Stored records:
....

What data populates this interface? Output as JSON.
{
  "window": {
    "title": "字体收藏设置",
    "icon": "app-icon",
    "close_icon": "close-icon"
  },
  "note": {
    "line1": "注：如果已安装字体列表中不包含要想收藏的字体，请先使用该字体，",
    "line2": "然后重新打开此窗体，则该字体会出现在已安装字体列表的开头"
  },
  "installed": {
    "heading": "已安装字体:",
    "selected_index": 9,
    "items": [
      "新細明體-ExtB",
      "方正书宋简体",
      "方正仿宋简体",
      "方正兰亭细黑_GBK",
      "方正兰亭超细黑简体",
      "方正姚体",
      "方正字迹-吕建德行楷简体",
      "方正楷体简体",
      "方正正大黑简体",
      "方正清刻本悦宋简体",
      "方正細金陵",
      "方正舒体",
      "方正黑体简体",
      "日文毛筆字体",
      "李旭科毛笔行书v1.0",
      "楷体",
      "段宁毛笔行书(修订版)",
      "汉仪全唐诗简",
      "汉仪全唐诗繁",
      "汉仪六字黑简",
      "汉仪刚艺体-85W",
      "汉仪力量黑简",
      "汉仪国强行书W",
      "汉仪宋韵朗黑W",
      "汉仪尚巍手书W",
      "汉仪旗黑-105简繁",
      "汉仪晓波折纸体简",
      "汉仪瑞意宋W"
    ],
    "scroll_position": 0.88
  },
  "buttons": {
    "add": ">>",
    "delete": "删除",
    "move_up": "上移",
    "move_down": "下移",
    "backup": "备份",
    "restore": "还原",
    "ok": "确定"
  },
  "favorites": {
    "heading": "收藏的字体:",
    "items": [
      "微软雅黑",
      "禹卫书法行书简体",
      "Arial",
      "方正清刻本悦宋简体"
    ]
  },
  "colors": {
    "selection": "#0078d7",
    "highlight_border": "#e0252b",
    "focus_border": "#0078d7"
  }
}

....

Given task:
Type out all of the material again, word for word.

Reply to the exercise:
What data populates this interface? Output as JSON.
{
  "window": {
    "title": "字体收藏设置",
    "icon": "app-icon",
    "close_icon": "close-icon"
  },
  "note": {
    "line1": "注：如果已安装字体列表中不包含要想收藏的字体，请先使用该字体，",
    "line2": "然后重新打开此窗体，则该字体会出现在已安装字体列表的开头"
  },
  "installed": {
    "heading": "已安装字体:",
    "selected_index": 9,
    "items": [
      "新細明體-ExtB",
      "方正书宋简体",
      "方正仿宋简体",
      "方正兰亭细黑_GBK",
      "方正兰亭超细黑简体",
      "方正姚体",
      "方正字迹-吕建德行楷简体",
      "方正楷体简体",
      "方正正大黑简体",
      "方正清刻本悦宋简体",
      "方正細金陵",
      "方正舒体",
      "方正黑体简体",
      "日文毛筆字体",
      "李旭科毛笔行书v1.0",
      "楷体",
      "段宁毛笔行书(修订版)",
      "汉仪全唐诗简",
      "汉仪全唐诗繁",
      "汉仪六字黑简",
      "汉仪刚艺体-85W",
      "汉仪力量黑简",
      "汉仪国强行书W",
      "汉仪宋韵朗黑W",
      "汉仪尚巍手书W",
      "汉仪旗黑-105简繁",
      "汉仪晓波折纸体简",
      "汉仪瑞意宋W"
    ],
    "scroll_position": 0.88
  },
  "buttons": {
    "add": ">>",
    "delete": "删除",
    "move_up": "上移",
    "move_down": "下移",
    "backup": "备份",
    "restore": "还原",
    "ok": "确定"
  },
  "favorites": {
    "heading": "收藏的字体:",
    "items": [
      "微软雅黑",
      "禹卫书法行书简体",
      "Arial",
      "方正清刻本悦宋简体"
    ]
  },
  "colors": {
    "selection": "#0078d7",
    "highlight_border": "#e0252b",
    "focus_border": "#0078d7"
  }
}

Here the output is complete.